■ **WHAT YOU ARE ASKED TO DO**: Look through the listing below and work out how many of its lines hold the word "Backlash". Give only the number.

■ **RECORDS SHOWN**:
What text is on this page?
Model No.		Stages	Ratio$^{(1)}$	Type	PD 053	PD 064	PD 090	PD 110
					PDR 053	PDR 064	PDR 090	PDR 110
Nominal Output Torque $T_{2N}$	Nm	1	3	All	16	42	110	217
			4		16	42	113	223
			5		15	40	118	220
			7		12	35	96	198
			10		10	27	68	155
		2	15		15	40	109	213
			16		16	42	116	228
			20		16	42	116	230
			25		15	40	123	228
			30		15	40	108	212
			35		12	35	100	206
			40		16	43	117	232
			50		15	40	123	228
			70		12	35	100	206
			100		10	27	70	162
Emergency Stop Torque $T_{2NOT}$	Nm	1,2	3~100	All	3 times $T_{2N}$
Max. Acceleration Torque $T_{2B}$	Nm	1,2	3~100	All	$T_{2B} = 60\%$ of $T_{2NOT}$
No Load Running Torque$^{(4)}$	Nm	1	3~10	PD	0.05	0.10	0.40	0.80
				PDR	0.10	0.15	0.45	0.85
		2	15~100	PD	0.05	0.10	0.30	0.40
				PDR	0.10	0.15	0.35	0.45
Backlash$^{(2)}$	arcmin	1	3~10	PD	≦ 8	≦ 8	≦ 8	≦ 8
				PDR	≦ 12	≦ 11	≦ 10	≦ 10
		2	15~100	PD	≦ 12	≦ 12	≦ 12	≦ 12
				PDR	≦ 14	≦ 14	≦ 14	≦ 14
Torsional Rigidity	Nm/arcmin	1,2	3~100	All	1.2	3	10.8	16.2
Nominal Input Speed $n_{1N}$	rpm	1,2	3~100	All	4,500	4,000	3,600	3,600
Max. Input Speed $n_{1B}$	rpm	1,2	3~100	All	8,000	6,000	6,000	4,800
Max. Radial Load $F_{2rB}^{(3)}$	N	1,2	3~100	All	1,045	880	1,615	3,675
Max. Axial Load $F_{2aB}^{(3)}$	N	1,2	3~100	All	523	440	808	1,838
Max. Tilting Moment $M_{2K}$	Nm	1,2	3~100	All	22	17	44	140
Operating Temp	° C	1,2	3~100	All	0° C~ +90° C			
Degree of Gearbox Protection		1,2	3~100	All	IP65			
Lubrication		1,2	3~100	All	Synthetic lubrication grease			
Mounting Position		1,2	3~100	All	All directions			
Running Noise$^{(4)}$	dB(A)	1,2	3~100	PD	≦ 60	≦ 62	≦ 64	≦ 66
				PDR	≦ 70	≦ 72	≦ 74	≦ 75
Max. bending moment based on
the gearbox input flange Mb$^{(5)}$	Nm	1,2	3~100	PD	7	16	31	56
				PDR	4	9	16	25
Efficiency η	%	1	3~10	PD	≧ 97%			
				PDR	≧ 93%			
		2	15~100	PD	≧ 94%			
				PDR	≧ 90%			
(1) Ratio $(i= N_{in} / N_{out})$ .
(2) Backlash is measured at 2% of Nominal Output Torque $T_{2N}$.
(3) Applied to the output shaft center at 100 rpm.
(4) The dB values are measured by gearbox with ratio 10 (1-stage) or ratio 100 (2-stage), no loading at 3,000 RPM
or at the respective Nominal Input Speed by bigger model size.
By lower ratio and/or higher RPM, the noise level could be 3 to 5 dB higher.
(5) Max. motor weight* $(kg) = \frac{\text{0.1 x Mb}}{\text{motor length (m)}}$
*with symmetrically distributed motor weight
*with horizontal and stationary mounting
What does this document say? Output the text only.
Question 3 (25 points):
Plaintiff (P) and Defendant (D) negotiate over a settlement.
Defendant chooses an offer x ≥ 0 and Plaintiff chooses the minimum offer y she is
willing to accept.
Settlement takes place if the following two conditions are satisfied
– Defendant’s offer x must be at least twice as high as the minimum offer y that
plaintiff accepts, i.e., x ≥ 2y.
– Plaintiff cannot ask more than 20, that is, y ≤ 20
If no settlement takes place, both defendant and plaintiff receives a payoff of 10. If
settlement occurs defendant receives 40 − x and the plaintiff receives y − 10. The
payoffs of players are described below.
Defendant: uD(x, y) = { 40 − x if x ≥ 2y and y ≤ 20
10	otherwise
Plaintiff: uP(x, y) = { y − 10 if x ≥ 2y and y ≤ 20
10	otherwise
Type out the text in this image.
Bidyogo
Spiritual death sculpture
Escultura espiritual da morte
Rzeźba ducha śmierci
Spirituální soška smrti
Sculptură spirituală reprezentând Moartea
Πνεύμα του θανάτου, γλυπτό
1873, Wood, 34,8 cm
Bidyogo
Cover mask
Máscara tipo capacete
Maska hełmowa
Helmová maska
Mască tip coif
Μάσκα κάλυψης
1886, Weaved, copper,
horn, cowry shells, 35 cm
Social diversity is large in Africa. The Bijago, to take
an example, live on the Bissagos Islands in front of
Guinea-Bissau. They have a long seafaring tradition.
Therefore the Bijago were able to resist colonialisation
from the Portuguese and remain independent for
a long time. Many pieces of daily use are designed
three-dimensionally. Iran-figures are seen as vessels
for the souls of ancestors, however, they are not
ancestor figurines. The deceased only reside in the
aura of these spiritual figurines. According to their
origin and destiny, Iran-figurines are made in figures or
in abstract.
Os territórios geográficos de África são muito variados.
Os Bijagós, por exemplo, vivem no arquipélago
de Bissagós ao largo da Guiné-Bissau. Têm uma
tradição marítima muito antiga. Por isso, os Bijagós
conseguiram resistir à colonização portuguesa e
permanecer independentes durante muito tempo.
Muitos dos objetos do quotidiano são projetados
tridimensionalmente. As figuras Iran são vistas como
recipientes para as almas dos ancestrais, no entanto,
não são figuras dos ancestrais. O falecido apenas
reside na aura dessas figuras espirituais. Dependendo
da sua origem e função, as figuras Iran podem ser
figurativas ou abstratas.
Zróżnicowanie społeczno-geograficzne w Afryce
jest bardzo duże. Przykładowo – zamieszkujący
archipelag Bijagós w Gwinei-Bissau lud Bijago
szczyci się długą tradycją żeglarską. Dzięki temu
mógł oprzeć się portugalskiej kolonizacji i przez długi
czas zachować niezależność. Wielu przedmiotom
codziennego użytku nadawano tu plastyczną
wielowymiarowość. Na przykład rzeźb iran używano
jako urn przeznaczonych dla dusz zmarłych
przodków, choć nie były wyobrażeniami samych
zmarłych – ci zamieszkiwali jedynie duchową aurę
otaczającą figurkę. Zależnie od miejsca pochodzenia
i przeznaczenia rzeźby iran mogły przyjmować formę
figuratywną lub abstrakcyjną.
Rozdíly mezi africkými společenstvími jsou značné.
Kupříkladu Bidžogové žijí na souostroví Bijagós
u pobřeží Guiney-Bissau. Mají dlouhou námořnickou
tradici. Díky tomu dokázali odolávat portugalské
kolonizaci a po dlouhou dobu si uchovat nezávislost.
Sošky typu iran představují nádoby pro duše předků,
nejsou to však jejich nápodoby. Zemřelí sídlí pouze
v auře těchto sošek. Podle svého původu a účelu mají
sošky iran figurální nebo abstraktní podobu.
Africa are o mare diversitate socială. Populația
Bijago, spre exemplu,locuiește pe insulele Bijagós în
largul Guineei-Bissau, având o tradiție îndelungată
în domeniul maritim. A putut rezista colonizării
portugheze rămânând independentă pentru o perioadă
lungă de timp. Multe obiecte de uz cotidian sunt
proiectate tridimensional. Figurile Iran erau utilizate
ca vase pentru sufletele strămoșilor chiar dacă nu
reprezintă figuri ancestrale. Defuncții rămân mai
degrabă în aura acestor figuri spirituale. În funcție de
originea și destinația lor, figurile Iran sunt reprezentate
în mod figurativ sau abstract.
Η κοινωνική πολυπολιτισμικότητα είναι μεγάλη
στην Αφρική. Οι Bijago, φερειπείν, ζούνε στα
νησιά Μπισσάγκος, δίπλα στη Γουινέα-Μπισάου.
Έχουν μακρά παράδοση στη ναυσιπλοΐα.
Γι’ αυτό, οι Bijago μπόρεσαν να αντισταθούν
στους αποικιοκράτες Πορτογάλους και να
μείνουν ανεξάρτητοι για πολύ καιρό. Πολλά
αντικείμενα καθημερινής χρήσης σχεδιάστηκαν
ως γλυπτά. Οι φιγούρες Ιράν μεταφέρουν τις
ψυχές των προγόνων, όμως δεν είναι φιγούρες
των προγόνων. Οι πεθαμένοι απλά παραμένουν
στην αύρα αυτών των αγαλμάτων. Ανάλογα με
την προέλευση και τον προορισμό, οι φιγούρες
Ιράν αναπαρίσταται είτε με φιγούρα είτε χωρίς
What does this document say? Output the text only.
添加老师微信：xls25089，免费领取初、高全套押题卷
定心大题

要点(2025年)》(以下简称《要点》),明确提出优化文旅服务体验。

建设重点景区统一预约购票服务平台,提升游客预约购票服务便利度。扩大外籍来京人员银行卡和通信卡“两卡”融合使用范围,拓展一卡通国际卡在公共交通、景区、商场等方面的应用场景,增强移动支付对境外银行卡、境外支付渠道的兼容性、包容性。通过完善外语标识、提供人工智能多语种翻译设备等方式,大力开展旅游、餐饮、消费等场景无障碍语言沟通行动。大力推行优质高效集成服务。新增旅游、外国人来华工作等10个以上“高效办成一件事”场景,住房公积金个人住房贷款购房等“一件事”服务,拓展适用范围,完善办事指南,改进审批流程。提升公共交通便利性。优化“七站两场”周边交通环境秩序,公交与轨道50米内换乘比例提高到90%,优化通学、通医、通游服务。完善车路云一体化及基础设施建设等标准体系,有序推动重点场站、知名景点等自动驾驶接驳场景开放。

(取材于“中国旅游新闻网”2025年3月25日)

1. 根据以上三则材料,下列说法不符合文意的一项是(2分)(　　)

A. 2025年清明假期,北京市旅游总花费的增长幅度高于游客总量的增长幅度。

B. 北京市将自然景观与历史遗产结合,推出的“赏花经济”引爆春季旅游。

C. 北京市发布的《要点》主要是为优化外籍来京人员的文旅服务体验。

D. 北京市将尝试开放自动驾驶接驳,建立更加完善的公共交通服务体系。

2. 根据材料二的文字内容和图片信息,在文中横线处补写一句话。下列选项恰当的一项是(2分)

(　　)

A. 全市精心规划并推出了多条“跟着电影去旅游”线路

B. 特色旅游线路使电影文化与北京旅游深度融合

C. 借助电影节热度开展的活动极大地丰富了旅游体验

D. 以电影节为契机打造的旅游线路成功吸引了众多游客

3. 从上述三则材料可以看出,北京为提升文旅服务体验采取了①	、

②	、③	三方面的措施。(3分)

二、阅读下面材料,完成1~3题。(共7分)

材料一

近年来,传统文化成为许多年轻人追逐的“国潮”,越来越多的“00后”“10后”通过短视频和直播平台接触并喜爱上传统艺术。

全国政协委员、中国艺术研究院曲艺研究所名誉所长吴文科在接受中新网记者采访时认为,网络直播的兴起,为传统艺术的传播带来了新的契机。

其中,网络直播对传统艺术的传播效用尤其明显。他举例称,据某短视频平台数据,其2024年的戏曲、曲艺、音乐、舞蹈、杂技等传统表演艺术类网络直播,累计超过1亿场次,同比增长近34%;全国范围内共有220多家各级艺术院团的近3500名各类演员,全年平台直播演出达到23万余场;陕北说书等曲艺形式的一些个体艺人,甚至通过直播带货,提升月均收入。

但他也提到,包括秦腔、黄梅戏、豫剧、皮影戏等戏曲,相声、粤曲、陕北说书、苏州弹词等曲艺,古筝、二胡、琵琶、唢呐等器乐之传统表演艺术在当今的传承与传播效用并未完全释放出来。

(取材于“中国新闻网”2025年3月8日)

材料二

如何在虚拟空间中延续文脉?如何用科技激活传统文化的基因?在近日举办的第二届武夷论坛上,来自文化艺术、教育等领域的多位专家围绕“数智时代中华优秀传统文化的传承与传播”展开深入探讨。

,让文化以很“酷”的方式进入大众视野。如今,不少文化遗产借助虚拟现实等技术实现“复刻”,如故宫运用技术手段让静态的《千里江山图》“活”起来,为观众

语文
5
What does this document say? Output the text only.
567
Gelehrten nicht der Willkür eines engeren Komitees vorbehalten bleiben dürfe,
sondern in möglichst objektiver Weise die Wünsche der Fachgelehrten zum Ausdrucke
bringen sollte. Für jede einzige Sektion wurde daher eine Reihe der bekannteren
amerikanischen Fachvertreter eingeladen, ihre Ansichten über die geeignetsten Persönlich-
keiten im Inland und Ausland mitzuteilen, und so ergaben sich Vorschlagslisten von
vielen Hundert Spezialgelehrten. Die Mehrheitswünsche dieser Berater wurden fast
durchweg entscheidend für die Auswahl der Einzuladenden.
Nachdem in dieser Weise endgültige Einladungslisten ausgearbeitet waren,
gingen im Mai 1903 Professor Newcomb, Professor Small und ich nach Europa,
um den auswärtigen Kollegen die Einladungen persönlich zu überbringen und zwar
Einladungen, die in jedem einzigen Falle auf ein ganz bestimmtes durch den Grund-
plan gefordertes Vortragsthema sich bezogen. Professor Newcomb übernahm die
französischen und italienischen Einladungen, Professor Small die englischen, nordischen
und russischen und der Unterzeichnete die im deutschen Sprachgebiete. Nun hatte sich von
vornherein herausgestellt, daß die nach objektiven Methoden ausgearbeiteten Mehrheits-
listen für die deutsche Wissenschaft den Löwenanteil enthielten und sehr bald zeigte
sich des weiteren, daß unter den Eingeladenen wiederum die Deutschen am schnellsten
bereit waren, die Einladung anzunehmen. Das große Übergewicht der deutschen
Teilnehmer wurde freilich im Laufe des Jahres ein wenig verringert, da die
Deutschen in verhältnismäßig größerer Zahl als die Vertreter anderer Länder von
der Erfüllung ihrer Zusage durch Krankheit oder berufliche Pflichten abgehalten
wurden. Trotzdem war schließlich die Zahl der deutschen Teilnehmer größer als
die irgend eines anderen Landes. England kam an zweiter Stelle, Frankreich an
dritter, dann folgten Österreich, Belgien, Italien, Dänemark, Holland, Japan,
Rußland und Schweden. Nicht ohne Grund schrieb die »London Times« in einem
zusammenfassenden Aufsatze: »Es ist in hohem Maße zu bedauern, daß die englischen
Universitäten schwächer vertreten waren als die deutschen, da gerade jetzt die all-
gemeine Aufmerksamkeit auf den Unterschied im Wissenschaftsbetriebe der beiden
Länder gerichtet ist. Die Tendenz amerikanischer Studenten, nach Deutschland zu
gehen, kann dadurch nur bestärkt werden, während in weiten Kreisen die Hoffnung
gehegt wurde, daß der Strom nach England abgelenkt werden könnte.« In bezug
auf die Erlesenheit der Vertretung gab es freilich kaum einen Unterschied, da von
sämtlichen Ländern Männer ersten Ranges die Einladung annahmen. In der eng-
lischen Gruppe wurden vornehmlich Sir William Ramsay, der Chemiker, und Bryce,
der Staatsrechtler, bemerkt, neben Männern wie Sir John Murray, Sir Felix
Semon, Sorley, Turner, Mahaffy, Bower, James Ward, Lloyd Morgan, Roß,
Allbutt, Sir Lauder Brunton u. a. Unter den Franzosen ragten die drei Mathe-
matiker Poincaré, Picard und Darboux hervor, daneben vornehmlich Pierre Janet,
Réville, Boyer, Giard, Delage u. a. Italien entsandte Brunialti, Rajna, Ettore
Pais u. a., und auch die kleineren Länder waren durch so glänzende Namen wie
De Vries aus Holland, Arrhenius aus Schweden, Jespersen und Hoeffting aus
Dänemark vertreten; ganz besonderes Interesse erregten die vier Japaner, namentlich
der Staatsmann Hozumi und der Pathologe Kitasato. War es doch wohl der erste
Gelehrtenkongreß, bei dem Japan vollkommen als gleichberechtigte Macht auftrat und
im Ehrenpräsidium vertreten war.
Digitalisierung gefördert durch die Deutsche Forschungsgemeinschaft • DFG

■ **EXERCISE ANSWER**: 2